[Task goal]: Output the lines that follow exactly as they are.
++++++++
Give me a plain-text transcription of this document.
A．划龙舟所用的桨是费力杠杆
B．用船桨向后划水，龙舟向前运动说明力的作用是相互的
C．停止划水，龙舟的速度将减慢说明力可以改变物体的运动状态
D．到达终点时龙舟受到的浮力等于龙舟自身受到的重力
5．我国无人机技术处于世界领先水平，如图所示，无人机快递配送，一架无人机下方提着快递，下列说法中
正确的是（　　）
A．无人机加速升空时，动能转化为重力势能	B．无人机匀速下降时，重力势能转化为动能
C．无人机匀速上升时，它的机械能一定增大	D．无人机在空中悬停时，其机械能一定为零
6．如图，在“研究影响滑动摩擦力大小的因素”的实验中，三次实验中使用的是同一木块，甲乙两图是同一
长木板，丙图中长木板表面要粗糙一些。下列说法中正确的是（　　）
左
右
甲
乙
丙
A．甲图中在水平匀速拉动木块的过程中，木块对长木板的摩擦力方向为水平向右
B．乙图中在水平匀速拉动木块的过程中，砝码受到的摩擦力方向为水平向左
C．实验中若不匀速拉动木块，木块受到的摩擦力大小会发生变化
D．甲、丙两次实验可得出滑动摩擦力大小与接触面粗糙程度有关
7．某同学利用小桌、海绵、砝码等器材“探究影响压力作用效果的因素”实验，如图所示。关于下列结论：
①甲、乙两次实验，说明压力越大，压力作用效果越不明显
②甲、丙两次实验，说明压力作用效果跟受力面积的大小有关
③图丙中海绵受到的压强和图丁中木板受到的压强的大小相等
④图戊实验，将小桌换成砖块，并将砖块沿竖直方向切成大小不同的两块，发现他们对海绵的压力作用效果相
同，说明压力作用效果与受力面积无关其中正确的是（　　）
++++++++
[Response below]:
Give me a plain-text transcription of this document.
A．划龙舟所用的桨是费力杠杆
B．用船桨向后划水，龙舟向前运动说明力的作用是相互的
C．停止划水，龙舟的速度将减慢说明力可以改变物体的运动状态
D．到达终点时龙舟受到的浮力等于龙舟自身受到的重力
5．我国无人机技术处于世界领先水平，如图所示，无人机快递配送，一架无人机下方提着快递，下列说法中
正确的是（　　）
A．无人机加速升空时，动能转化为重力势能	B．无人机匀速下降时，重力势能转化为动能
C．无人机匀速上升时，它的机械能一定增大	D．无人机在空中悬停时，其机械能一定为零
6．如图，在“研究影响滑动摩擦力大小的因素”的实验中，三次实验中使用的是同一木块，甲乙两图是同一
长木板，丙图中长木板表面要粗糙一些。下列说法中正确的是（　　）
左
右
甲
乙
丙
A．甲图中在水平匀速拉动木块的过程中，木块对长木板的摩擦力方向为水平向右
B．乙图中在水平匀速拉动木块的过程中，砝码受到的摩擦力方向为水平向左
C．实验中若不匀速拉动木块，木块受到的摩擦力大小会发生变化
D．甲、丙两次实验可得出滑动摩擦力大小与接触面粗糙程度有关
7．某同学利用小桌、海绵、砝码等器材“探究影响压力作用效果的因素”实验，如图所示。关于下列结论：
①甲、乙两次实验，说明压力越大，压力作用效果越不明显
②甲、丙两次实验，说明压力作用效果跟受力面积的大小有关
③图丙中海绵受到的压强和图丁中木板受到的压强的大小相等
④图戊实验，将小桌换成砖块，并将砖块沿竖直方向切成大小不同的两块，发现他们对海绵的压力作用效果相
同，说明压力作用效果与受力面积无关其中正确的是（　　）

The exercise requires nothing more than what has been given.